(Short exercise) Reproduce the listing below in its entirety. Change nothing.

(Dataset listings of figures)
*****

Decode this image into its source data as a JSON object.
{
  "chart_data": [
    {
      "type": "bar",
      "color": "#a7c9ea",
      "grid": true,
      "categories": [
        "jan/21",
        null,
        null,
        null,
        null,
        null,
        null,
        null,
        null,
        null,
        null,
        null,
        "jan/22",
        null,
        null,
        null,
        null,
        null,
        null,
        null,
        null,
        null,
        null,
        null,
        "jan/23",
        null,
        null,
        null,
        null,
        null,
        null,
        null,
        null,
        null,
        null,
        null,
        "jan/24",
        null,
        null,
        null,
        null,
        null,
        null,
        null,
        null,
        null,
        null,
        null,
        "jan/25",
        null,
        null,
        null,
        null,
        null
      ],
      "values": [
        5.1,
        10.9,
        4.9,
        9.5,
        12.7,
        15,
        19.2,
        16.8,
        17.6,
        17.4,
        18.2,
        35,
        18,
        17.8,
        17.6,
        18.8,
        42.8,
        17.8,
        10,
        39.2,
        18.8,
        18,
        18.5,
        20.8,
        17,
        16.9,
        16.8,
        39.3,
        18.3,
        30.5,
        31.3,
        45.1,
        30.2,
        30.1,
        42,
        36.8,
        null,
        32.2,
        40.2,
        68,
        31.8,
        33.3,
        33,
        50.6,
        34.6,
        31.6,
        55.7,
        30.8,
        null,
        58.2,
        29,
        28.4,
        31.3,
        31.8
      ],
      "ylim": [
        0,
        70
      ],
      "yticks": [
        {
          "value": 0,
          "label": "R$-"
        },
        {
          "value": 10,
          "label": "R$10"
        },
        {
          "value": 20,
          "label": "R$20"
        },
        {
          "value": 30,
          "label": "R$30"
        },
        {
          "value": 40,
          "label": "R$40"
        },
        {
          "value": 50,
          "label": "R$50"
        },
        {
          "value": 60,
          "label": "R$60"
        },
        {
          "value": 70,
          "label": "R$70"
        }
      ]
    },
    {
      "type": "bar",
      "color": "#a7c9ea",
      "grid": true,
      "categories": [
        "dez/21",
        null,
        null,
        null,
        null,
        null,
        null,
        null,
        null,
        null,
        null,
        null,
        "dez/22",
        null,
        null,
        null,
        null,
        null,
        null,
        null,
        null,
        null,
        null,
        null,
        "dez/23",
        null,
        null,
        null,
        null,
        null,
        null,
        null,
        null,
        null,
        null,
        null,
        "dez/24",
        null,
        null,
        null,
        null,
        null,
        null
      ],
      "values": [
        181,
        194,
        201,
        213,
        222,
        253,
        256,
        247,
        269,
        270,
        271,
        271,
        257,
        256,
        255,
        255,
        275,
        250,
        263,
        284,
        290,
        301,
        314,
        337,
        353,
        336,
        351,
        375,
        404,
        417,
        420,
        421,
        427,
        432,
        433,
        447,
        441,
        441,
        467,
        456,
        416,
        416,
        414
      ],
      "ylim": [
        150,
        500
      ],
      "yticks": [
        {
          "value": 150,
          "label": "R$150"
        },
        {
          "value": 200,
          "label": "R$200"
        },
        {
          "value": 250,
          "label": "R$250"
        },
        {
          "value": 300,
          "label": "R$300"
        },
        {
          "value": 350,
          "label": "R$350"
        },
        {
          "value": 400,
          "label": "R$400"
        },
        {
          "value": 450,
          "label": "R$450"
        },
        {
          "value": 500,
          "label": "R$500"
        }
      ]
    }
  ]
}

*****

(Output of the task)
Decode this image into its source data as a JSON object.
{
  "chart_data": [
    {
      "type": "bar",
      "color": "#a7c9ea",
      "grid": true,
      "categories": [
        "jan/21",
        null,
        null,
        null,
        null,
        null,
        null,
        null,
        null,
        null,
        null,
        null,
        "jan/22",
        null,
        null,
        null,
        null,
        null,
        null,
        null,
        null,
        null,
        null,
        null,
        "jan/23",
        null,
        null,
        null,
        null,
        null,
        null,
        null,
        null,
        null,
        null,
        null,
        "jan/24",
        null,
        null,
        null,
        null,
        null,
        null,
        null,
        null,
        null,
        null,
        null,
        "jan/25",
        null,
        null,
        null,
        null,
        null
      ],
      "values": [
        5.1,
        10.9,
        4.9,
        9.5,
        12.7,
        15,
        19.2,
        16.8,
        17.6,
        17.4,
        18.2,
        35,
        18,
        17.8,
        17.6,
        18.8,
        42.8,
        17.8,
        10,
        39.2,
        18.8,
        18,
        18.5,
        20.8,
        17,
        16.9,
        16.8,
        39.3,
        18.3,
        30.5,
        31.3,
        45.1,
        30.2,
        30.1,
        42,
        36.8,
        null,
        32.2,
        40.2,
        68,
        31.8,
        33.3,
        33,
        50.6,
        34.6,
        31.6,
        55.7,
        30.8,
        null,
        58.2,
        29,
        28.4,
        31.3,
        31.8
      ],
      "ylim": [
        0,
        70
      ],
      "yticks": [
        {
          "value": 0,
          "label": "R$-"
        },
        {
          "value": 10,
          "label": "R$10"
        },
        {
          "value": 20,
          "label": "R$20"
        },
        {
          "value": 30,
          "label": "R$30"
        },
        {
          "value": 40,
          "label": "R$40"
        },
        {
          "value": 50,
          "label": "R$50"
        },
        {
          "value": 60,
          "label": "R$60"
        },
        {
          "value": 70,
          "label": "R$70"
        }
      ]
    },
    {
      "type": "bar",
      "color": "#a7c9ea",
      "grid": true,
      "categories": [
        "dez/21",
        null,
        null,
        null,
        null,
        null,
        null,
        null,
        null,
        null,
        null,
        null,
        "dez/22",
        null,
        null,
        null,
        null,
        null,
        null,
        null,
        null,
        null,
        null,
        null,
        "dez/23",
        null,
        null,
        null,
        null,
        null,
        null,
        null,
        null,
        null,
        null,
        null,
        "dez/24",
        null,
        null,
        null,
        null,
        null,
        null
      ],
      "values": [
        181,
        194,
        201,
        213,
        222,
        253,
        256,
        247,
        269,
        270,
        271,
        271,
        257,
        256,
        255,
        255,
        275,
        250,
        263,
        284,
        290,
        301,
        314,
        337,
        353,
        336,
        351,
        375,
        404,
        417,
        420,
        421,
        427,
        432,
        433,
        447,
        441,
        441,
        467,
        456,
        416,
        416,
        414
      ],
      "ylim": [
        150,
        500
      ],
      "yticks": [
        {
          "value": 150,
          "label": "R$150"
        },
        {
          "value": 200,
          "label": "R$200"
        },
        {
          "value": 250,
          "label": "R$250"
        },
        {
          "value": 300,
          "label": "R$300"
        },
        {
          "value": 350,
          "label": "R$350"
        },
        {
          "value": 400,
          "label": "R$400"
        },
        {
          "value": 450,
          "label": "R$450"
        },
        {
          "value": 500,
          "label": "R$500"
        }
      ]
    }
  ]
}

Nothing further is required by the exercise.